### Task requirements
Reproduce, word for word, the stretch of the passage on above-knee socket instruction from "The norwegians had" through "their greatest needs.".

### Passage
----

In summary, I found the group to be forward-looking, intelligent and industrious students, and it was a great satisfaction to work with them.
Norway
On September 16 and 17, I visited the Sophies Minde Orthopedisk Versksted, in Oslo, at the invitation of Mr. Norloff, the shop supervisor. Here I was asked to give instruction in the use of the N.Y.U. flexible casting brim for fabricating total contact above-knee sockets. Four prosthetists participated in this orientation session. major emphasis was placed on demonstrating the basic casting technique with only one socket completed and fitted to a patient. This patient was an above-knee amputee who could not be accommodated comfortably with a wood suction socket. He was a difficult case because of extreme sensitivity in the distal area of the stump and an invaginated scar in the adductor longus region. Nevertheless, we did succeed in fitting him satisfactorily with a total contact socket.
The norwegians had not made any above-knee total contact sockets prior to my visit, and were concerned about distal stump contact. Practical experience in the fabrication of above-knee total contact sockets is one of their greatest needs.

----

### Record excerpts
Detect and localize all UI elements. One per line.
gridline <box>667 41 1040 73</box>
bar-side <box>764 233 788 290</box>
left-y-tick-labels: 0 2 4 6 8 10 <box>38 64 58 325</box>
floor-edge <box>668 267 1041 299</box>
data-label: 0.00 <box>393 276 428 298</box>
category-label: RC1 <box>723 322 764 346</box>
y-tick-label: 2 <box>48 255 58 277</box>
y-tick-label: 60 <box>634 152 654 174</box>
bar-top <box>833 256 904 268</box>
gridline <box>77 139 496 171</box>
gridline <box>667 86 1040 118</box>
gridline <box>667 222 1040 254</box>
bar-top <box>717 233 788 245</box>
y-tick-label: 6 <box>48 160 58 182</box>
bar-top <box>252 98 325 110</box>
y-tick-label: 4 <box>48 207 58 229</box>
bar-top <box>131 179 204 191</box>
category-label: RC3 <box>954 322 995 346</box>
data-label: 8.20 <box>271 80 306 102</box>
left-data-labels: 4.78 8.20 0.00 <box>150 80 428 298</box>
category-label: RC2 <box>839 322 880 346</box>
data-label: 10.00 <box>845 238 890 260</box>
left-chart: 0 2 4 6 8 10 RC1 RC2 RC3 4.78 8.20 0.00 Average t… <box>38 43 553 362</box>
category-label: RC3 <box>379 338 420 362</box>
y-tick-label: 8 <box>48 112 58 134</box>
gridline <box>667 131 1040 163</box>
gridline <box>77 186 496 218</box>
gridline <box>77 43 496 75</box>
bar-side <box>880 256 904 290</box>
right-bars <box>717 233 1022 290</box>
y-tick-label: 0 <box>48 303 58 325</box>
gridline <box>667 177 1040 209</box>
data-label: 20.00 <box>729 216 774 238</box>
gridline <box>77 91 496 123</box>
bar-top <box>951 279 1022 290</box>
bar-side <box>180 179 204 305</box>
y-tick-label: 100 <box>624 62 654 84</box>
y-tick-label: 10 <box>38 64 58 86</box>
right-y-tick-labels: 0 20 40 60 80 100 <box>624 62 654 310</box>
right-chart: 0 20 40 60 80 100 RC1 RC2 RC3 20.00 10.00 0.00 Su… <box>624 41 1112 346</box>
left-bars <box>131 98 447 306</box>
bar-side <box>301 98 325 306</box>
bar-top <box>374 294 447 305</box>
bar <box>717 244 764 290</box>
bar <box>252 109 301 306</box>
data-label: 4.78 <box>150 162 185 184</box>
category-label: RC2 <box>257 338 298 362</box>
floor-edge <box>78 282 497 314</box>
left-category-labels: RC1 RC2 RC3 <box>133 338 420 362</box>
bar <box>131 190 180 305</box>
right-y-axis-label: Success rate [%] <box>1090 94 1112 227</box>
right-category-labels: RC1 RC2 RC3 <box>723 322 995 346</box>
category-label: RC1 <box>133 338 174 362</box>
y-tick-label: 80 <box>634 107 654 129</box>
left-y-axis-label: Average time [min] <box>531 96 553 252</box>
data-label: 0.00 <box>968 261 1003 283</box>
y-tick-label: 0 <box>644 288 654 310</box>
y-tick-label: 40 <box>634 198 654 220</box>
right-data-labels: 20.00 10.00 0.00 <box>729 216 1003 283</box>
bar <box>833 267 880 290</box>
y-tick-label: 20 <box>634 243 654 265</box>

----

### Response below
The norwegians had not made any above-knee total contact sockets prior to my visit, and were concerned about distal stump contact. Practical experience in the fabrication of above-knee total contact sockets is one of their greatest needs.